• _Dataset records_
==================================================

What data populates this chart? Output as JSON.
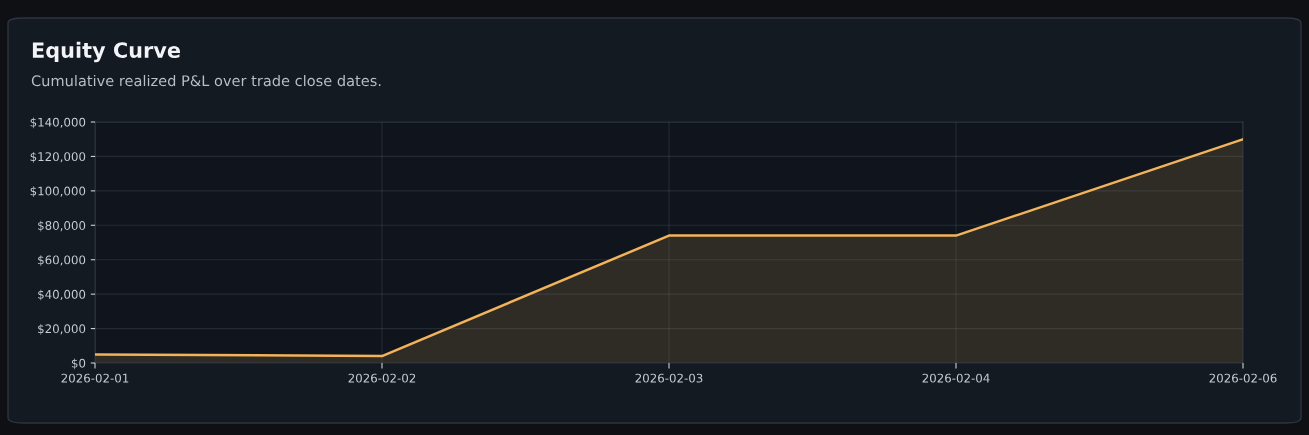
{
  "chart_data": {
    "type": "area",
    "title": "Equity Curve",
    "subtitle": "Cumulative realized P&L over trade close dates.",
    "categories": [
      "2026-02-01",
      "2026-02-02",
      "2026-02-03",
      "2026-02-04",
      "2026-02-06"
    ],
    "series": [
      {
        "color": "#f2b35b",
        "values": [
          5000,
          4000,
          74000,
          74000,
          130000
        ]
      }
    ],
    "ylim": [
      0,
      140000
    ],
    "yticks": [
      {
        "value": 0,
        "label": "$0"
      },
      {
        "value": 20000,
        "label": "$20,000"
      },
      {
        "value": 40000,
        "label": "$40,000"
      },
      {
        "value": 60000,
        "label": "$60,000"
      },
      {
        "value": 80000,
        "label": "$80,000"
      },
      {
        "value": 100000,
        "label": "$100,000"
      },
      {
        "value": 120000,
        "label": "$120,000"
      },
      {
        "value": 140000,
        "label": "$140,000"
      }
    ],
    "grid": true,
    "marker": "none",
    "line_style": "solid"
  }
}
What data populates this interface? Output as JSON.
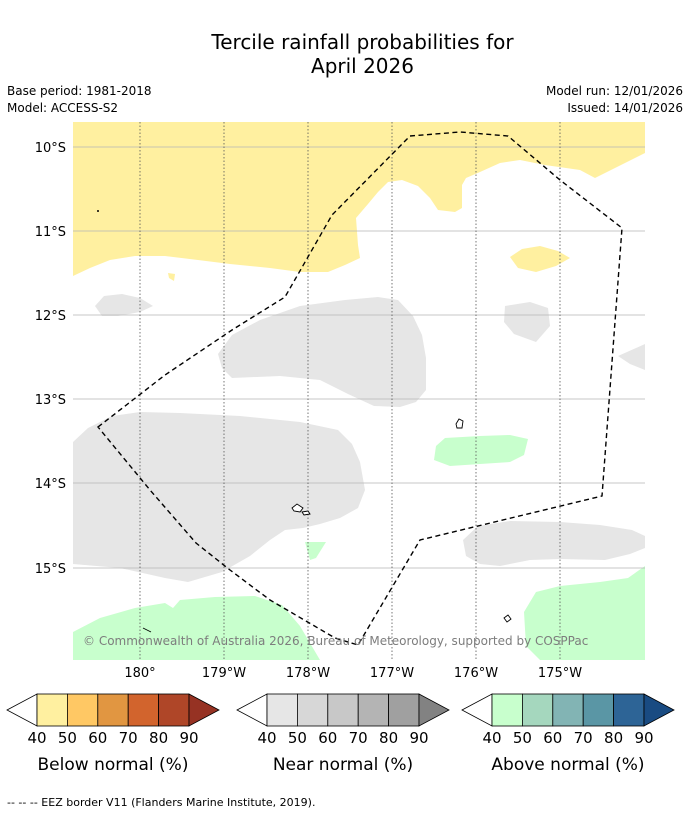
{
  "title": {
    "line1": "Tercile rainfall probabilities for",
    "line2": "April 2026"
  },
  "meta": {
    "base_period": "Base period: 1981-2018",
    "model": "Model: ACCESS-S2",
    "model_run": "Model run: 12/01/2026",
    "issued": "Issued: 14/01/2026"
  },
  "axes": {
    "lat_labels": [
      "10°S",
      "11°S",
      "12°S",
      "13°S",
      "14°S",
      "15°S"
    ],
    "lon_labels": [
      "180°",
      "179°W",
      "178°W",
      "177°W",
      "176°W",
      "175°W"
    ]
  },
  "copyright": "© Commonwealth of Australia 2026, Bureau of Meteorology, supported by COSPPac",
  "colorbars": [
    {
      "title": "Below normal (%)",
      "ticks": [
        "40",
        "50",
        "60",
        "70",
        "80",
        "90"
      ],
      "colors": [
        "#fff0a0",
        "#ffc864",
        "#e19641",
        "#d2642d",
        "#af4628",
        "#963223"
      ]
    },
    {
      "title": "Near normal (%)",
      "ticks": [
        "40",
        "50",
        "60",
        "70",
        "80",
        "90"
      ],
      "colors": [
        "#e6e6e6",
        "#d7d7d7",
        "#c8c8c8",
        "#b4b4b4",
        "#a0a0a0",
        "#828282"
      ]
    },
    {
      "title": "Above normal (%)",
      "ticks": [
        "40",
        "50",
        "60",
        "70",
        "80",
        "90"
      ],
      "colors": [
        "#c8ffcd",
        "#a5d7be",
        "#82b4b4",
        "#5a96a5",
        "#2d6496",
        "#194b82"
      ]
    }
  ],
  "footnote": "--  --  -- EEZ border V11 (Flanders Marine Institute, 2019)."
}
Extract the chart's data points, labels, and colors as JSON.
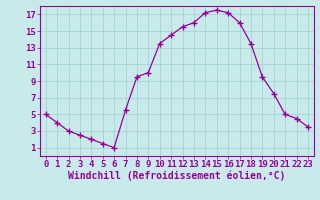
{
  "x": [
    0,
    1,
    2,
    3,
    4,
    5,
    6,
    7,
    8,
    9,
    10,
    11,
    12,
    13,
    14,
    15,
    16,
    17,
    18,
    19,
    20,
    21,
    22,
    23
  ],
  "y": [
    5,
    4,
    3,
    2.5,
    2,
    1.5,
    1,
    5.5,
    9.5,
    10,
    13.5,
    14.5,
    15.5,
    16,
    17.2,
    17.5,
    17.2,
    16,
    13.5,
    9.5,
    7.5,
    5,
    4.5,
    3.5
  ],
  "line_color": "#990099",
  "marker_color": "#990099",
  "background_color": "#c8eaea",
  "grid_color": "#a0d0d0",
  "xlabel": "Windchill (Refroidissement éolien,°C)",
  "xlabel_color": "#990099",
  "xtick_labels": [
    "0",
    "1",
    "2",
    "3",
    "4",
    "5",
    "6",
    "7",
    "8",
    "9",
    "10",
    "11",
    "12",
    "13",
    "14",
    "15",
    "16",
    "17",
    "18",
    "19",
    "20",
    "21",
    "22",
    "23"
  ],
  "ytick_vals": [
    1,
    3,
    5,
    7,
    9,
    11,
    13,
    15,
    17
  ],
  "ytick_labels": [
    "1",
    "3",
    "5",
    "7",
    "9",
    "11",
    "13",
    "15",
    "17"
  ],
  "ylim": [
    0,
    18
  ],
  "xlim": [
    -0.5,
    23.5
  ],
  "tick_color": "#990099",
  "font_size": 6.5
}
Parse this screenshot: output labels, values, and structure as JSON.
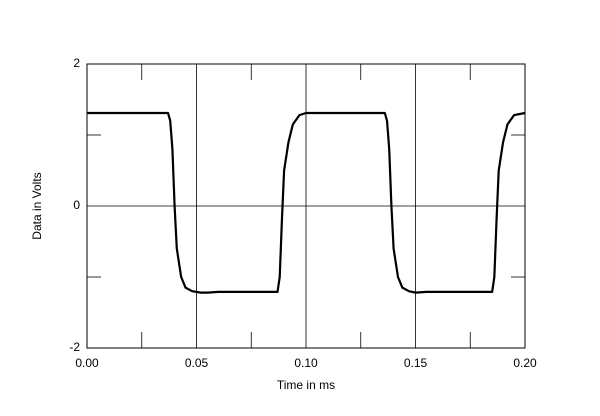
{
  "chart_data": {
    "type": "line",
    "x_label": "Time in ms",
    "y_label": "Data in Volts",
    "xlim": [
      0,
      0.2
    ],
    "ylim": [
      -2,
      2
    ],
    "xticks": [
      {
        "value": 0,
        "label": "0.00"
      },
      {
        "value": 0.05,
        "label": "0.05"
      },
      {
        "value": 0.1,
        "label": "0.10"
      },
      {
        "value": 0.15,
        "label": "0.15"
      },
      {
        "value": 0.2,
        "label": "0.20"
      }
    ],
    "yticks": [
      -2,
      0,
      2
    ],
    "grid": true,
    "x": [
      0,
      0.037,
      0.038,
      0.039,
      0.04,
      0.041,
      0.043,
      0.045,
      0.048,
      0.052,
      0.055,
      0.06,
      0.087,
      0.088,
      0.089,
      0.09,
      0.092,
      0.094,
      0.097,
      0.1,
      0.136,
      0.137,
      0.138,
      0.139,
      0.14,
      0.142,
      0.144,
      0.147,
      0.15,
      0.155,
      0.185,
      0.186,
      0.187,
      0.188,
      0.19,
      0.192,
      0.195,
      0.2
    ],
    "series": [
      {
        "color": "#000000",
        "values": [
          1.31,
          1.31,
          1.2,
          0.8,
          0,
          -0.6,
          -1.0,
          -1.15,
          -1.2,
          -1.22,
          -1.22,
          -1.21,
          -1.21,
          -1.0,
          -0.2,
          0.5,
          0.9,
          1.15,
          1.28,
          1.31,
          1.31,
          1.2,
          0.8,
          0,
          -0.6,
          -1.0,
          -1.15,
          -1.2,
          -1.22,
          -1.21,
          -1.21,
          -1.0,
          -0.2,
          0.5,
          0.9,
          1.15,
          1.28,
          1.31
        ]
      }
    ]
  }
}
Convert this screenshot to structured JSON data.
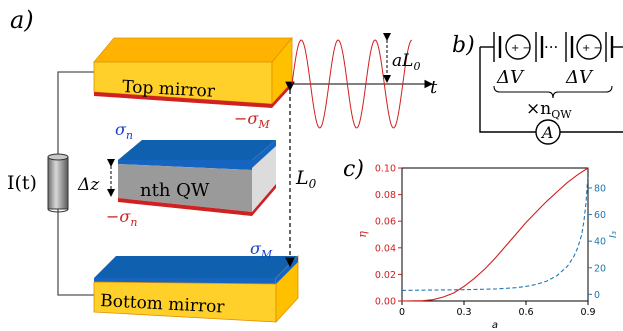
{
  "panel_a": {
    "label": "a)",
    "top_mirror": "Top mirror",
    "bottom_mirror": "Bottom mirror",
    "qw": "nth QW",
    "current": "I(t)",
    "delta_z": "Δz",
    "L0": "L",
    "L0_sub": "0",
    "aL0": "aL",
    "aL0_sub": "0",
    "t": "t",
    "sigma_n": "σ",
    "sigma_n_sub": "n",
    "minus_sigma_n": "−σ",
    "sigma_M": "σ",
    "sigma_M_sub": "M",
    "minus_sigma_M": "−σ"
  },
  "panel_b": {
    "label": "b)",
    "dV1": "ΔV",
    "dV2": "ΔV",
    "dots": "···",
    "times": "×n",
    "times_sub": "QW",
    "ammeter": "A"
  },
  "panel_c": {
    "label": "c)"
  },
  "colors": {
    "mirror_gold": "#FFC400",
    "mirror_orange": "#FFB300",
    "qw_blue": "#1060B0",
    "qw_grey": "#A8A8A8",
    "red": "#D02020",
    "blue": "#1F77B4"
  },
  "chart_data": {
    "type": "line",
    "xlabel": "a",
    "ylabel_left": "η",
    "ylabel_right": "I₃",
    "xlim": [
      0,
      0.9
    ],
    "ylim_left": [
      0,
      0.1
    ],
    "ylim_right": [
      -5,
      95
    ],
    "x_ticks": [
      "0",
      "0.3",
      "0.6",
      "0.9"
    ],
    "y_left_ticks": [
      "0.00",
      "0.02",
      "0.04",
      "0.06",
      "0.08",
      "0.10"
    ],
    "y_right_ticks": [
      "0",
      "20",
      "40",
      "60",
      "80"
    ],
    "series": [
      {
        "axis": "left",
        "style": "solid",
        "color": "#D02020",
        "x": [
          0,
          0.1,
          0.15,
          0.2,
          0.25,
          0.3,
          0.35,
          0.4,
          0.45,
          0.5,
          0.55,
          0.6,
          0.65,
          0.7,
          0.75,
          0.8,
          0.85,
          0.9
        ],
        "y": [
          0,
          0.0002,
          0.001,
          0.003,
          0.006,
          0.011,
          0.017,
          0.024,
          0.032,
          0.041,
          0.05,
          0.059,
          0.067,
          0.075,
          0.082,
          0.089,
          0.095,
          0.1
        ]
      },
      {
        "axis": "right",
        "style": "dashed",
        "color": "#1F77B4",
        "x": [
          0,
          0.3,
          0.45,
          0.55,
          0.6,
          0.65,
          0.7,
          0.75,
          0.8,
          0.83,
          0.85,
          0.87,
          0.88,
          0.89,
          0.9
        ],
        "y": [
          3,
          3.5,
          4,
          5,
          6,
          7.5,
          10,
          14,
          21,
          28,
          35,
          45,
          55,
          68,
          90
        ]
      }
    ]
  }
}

==================================================

Track down every line holding the string "What" and copy it.

What data populates this chart? Output as JSON.
What data populates this interface? Output as JSON.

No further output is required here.